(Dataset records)
|---|

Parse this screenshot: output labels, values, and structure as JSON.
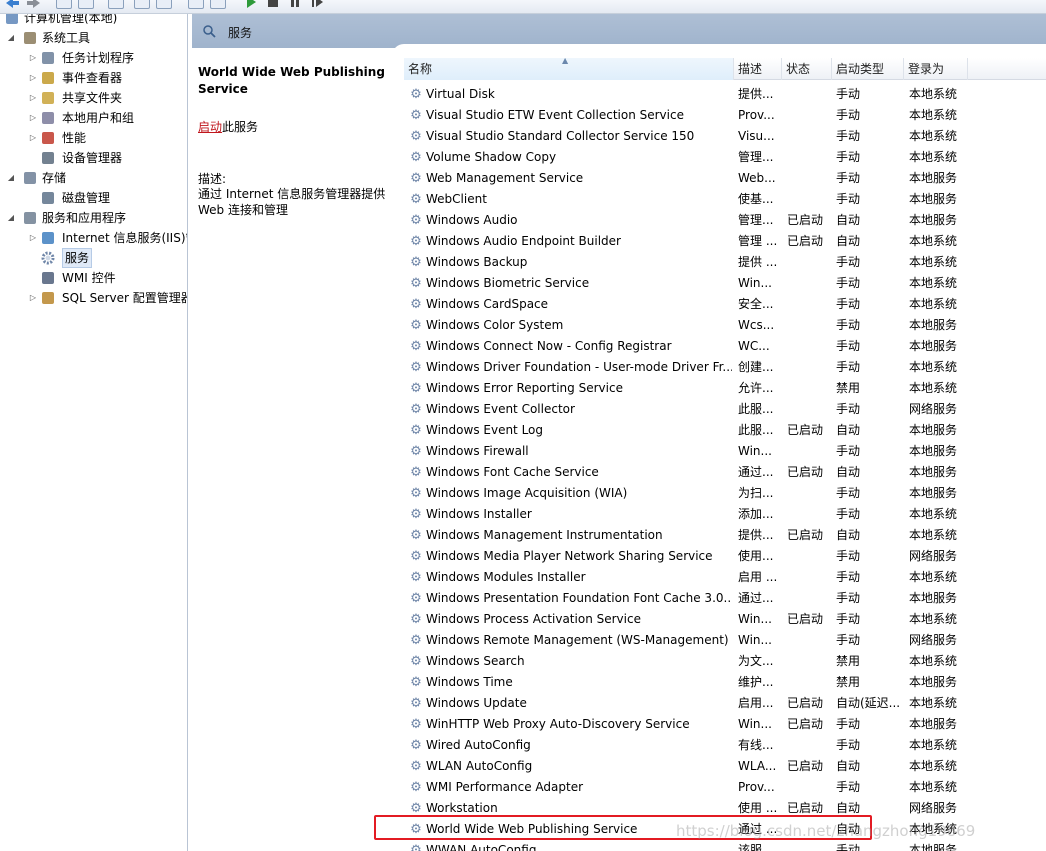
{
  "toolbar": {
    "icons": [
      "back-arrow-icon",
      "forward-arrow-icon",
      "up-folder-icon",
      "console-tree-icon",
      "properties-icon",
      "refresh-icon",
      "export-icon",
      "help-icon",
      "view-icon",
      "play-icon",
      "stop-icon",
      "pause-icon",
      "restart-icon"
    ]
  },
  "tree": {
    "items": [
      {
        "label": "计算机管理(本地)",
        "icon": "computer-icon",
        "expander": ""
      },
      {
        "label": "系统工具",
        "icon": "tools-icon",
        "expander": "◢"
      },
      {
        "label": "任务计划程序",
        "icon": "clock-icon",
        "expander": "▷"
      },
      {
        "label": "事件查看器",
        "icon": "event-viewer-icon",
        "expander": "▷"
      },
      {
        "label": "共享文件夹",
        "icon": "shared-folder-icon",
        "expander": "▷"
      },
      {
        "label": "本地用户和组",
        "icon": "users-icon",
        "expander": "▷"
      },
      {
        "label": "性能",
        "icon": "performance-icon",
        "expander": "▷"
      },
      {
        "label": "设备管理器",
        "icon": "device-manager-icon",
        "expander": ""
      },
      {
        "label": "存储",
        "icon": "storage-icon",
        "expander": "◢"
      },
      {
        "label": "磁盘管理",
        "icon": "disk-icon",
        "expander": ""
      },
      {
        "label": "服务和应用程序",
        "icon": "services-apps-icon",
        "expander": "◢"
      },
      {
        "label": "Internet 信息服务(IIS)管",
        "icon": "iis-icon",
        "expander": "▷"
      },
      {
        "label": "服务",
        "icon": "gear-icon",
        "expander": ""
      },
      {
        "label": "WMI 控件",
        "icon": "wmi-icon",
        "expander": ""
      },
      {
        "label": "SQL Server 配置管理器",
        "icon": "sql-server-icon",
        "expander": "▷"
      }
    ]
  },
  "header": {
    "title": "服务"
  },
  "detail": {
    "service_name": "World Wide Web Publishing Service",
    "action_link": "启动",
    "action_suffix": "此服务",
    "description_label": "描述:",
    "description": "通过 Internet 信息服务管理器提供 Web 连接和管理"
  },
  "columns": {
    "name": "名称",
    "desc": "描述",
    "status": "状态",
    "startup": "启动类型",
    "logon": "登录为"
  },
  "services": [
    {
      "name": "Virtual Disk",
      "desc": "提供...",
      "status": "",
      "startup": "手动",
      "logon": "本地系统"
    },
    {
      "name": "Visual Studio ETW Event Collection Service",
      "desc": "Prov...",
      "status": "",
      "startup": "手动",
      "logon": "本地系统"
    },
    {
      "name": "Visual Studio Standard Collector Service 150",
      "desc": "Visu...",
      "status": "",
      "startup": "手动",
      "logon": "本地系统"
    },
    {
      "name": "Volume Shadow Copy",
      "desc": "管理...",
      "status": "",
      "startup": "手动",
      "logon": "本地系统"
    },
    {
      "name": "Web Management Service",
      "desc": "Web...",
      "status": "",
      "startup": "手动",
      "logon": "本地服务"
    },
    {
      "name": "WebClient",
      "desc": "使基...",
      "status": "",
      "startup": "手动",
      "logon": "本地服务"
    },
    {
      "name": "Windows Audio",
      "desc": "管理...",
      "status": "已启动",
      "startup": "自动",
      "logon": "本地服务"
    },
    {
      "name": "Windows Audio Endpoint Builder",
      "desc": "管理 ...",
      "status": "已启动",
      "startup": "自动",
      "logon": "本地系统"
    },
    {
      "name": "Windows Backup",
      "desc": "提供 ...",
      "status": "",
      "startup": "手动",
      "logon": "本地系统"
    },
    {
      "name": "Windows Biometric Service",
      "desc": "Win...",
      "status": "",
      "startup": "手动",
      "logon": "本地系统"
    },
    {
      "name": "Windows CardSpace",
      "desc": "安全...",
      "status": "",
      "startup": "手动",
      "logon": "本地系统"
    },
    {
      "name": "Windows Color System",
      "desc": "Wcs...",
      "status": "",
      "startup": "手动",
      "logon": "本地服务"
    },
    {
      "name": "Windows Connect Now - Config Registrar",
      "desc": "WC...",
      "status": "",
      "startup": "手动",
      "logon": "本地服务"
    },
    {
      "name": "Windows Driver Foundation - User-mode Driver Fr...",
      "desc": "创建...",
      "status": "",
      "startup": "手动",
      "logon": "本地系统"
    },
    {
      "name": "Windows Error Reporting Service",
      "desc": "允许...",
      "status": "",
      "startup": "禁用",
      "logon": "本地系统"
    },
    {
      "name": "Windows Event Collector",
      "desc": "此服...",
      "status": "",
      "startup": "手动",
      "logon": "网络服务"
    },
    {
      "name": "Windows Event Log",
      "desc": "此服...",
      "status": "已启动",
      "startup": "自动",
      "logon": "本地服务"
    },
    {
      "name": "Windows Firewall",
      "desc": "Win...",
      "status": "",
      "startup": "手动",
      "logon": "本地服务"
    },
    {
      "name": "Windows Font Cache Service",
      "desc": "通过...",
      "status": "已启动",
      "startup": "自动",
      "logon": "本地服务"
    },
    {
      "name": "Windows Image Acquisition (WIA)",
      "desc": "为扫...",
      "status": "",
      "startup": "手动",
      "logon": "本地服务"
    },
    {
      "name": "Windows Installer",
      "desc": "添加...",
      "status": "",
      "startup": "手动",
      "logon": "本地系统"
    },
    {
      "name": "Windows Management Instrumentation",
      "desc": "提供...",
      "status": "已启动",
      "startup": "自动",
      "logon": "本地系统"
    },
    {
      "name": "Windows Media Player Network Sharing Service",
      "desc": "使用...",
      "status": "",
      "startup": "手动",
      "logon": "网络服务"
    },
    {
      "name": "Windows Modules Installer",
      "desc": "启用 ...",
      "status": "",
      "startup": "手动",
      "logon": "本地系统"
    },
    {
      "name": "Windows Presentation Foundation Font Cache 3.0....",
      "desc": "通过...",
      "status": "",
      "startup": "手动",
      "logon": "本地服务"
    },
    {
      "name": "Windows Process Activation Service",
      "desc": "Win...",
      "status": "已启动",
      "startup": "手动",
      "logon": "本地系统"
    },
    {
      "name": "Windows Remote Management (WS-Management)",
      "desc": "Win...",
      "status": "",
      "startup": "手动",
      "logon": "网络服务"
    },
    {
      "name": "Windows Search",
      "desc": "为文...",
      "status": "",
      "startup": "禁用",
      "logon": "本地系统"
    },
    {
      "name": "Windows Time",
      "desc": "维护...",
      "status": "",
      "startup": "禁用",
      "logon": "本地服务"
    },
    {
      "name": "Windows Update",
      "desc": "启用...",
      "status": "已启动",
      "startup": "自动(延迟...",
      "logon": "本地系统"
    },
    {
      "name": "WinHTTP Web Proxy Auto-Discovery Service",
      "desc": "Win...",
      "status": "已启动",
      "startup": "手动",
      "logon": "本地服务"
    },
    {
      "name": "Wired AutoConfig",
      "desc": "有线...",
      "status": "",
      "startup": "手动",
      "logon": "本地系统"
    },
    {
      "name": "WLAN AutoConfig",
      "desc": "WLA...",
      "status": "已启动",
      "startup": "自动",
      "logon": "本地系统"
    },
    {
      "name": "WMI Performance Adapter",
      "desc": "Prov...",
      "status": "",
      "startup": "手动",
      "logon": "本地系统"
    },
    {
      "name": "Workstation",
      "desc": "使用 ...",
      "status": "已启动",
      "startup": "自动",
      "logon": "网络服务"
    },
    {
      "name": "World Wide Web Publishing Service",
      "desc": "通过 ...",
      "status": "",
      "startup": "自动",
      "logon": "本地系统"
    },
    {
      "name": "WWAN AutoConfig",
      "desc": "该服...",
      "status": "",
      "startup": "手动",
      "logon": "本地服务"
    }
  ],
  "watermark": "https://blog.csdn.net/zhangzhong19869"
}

|---|

## Instructions to follow
What you return should match the records above word for word, minus the pictures.

## Complete output
Parse this screenshot: output labels, values, and structure as JSON.
{
  "toolbar": {
    "icons": [
      "back-arrow-icon",
      "forward-arrow-icon",
      "up-folder-icon",
      "console-tree-icon",
      "properties-icon",
      "refresh-icon",
      "export-icon",
      "help-icon",
      "view-icon",
      "play-icon",
      "stop-icon",
      "pause-icon",
      "restart-icon"
    ]
  },
  "tree": {
    "items": [
      {
        "label": "计算机管理(本地)",
        "icon": "computer-icon",
        "expander": ""
      },
      {
        "label": "系统工具",
        "icon": "tools-icon",
        "expander": "◢"
      },
      {
        "label": "任务计划程序",
        "icon": "clock-icon",
        "expander": "▷"
      },
      {
        "label": "事件查看器",
        "icon": "event-viewer-icon",
        "expander": "▷"
      },
      {
        "label": "共享文件夹",
        "icon": "shared-folder-icon",
        "expander": "▷"
      },
      {
        "label": "本地用户和组",
        "icon": "users-icon",
        "expander": "▷"
      },
      {
        "label": "性能",
        "icon": "performance-icon",
        "expander": "▷"
      },
      {
        "label": "设备管理器",
        "icon": "device-manager-icon",
        "expander": ""
      },
      {
        "label": "存储",
        "icon": "storage-icon",
        "expander": "◢"
      },
      {
        "label": "磁盘管理",
        "icon": "disk-icon",
        "expander": ""
      },
      {
        "label": "服务和应用程序",
        "icon": "services-apps-icon",
        "expander": "◢"
      },
      {
        "label": "Internet 信息服务(IIS)管",
        "icon": "iis-icon",
        "expander": "▷"
      },
      {
        "label": "服务",
        "icon": "gear-icon",
        "expander": ""
      },
      {
        "label": "WMI 控件",
        "icon": "wmi-icon",
        "expander": ""
      },
      {
        "label": "SQL Server 配置管理器",
        "icon": "sql-server-icon",
        "expander": "▷"
      }
    ]
  },
  "header": {
    "title": "服务"
  },
  "detail": {
    "service_name": "World Wide Web Publishing Service",
    "action_link": "启动",
    "action_suffix": "此服务",
    "description_label": "描述:",
    "description": "通过 Internet 信息服务管理器提供 Web 连接和管理"
  },
  "columns": {
    "name": "名称",
    "desc": "描述",
    "status": "状态",
    "startup": "启动类型",
    "logon": "登录为"
  },
  "services": [
    {
      "name": "Virtual Disk",
      "desc": "提供...",
      "status": "",
      "startup": "手动",
      "logon": "本地系统"
    },
    {
      "name": "Visual Studio ETW Event Collection Service",
      "desc": "Prov...",
      "status": "",
      "startup": "手动",
      "logon": "本地系统"
    },
    {
      "name": "Visual Studio Standard Collector Service 150",
      "desc": "Visu...",
      "status": "",
      "startup": "手动",
      "logon": "本地系统"
    },
    {
      "name": "Volume Shadow Copy",
      "desc": "管理...",
      "status": "",
      "startup": "手动",
      "logon": "本地系统"
    },
    {
      "name": "Web Management Service",
      "desc": "Web...",
      "status": "",
      "startup": "手动",
      "logon": "本地服务"
    },
    {
      "name": "WebClient",
      "desc": "使基...",
      "status": "",
      "startup": "手动",
      "logon": "本地服务"
    },
    {
      "name": "Windows Audio",
      "desc": "管理...",
      "status": "已启动",
      "startup": "自动",
      "logon": "本地服务"
    },
    {
      "name": "Windows Audio Endpoint Builder",
      "desc": "管理 ...",
      "status": "已启动",
      "startup": "自动",
      "logon": "本地系统"
    },
    {
      "name": "Windows Backup",
      "desc": "提供 ...",
      "status": "",
      "startup": "手动",
      "logon": "本地系统"
    },
    {
      "name": "Windows Biometric Service",
      "desc": "Win...",
      "status": "",
      "startup": "手动",
      "logon": "本地系统"
    },
    {
      "name": "Windows CardSpace",
      "desc": "安全...",
      "status": "",
      "startup": "手动",
      "logon": "本地系统"
    },
    {
      "name": "Windows Color System",
      "desc": "Wcs...",
      "status": "",
      "startup": "手动",
      "logon": "本地服务"
    },
    {
      "name": "Windows Connect Now - Config Registrar",
      "desc": "WC...",
      "status": "",
      "startup": "手动",
      "logon": "本地服务"
    },
    {
      "name": "Windows Driver Foundation - User-mode Driver Fr...",
      "desc": "创建...",
      "status": "",
      "startup": "手动",
      "logon": "本地系统"
    },
    {
      "name": "Windows Error Reporting Service",
      "desc": "允许...",
      "status": "",
      "startup": "禁用",
      "logon": "本地系统"
    },
    {
      "name": "Windows Event Collector",
      "desc": "此服...",
      "status": "",
      "startup": "手动",
      "logon": "网络服务"
    },
    {
      "name": "Windows Event Log",
      "desc": "此服...",
      "status": "已启动",
      "startup": "自动",
      "logon": "本地服务"
    },
    {
      "name": "Windows Firewall",
      "desc": "Win...",
      "status": "",
      "startup": "手动",
      "logon": "本地服务"
    },
    {
      "name": "Windows Font Cache Service",
      "desc": "通过...",
      "status": "已启动",
      "startup": "自动",
      "logon": "本地服务"
    },
    {
      "name": "Windows Image Acquisition (WIA)",
      "desc": "为扫...",
      "status": "",
      "startup": "手动",
      "logon": "本地服务"
    },
    {
      "name": "Windows Installer",
      "desc": "添加...",
      "status": "",
      "startup": "手动",
      "logon": "本地系统"
    },
    {
      "name": "Windows Management Instrumentation",
      "desc": "提供...",
      "status": "已启动",
      "startup": "自动",
      "logon": "本地系统"
    },
    {
      "name": "Windows Media Player Network Sharing Service",
      "desc": "使用...",
      "status": "",
      "startup": "手动",
      "logon": "网络服务"
    },
    {
      "name": "Windows Modules Installer",
      "desc": "启用 ...",
      "status": "",
      "startup": "手动",
      "logon": "本地系统"
    },
    {
      "name": "Windows Presentation Foundation Font Cache 3.0....",
      "desc": "通过...",
      "status": "",
      "startup": "手动",
      "logon": "本地服务"
    },
    {
      "name": "Windows Process Activation Service",
      "desc": "Win...",
      "status": "已启动",
      "startup": "手动",
      "logon": "本地系统"
    },
    {
      "name": "Windows Remote Management (WS-Management)",
      "desc": "Win...",
      "status": "",
      "startup": "手动",
      "logon": "网络服务"
    },
    {
      "name": "Windows Search",
      "desc": "为文...",
      "status": "",
      "startup": "禁用",
      "logon": "本地系统"
    },
    {
      "name": "Windows Time",
      "desc": "维护...",
      "status": "",
      "startup": "禁用",
      "logon": "本地服务"
    },
    {
      "name": "Windows Update",
      "desc": "启用...",
      "status": "已启动",
      "startup": "自动(延迟...",
      "logon": "本地系统"
    },
    {
      "name": "WinHTTP Web Proxy Auto-Discovery Service",
      "desc": "Win...",
      "status": "已启动",
      "startup": "手动",
      "logon": "本地服务"
    },
    {
      "name": "Wired AutoConfig",
      "desc": "有线...",
      "status": "",
      "startup": "手动",
      "logon": "本地系统"
    },
    {
      "name": "WLAN AutoConfig",
      "desc": "WLA...",
      "status": "已启动",
      "startup": "自动",
      "logon": "本地系统"
    },
    {
      "name": "WMI Performance Adapter",
      "desc": "Prov...",
      "status": "",
      "startup": "手动",
      "logon": "本地系统"
    },
    {
      "name": "Workstation",
      "desc": "使用 ...",
      "status": "已启动",
      "startup": "自动",
      "logon": "网络服务"
    },
    {
      "name": "World Wide Web Publishing Service",
      "desc": "通过 ...",
      "status": "",
      "startup": "自动",
      "logon": "本地系统"
    },
    {
      "name": "WWAN AutoConfig",
      "desc": "该服...",
      "status": "",
      "startup": "手动",
      "logon": "本地服务"
    }
  ],
  "watermark": "https://blog.csdn.net/zhangzhong19869"
}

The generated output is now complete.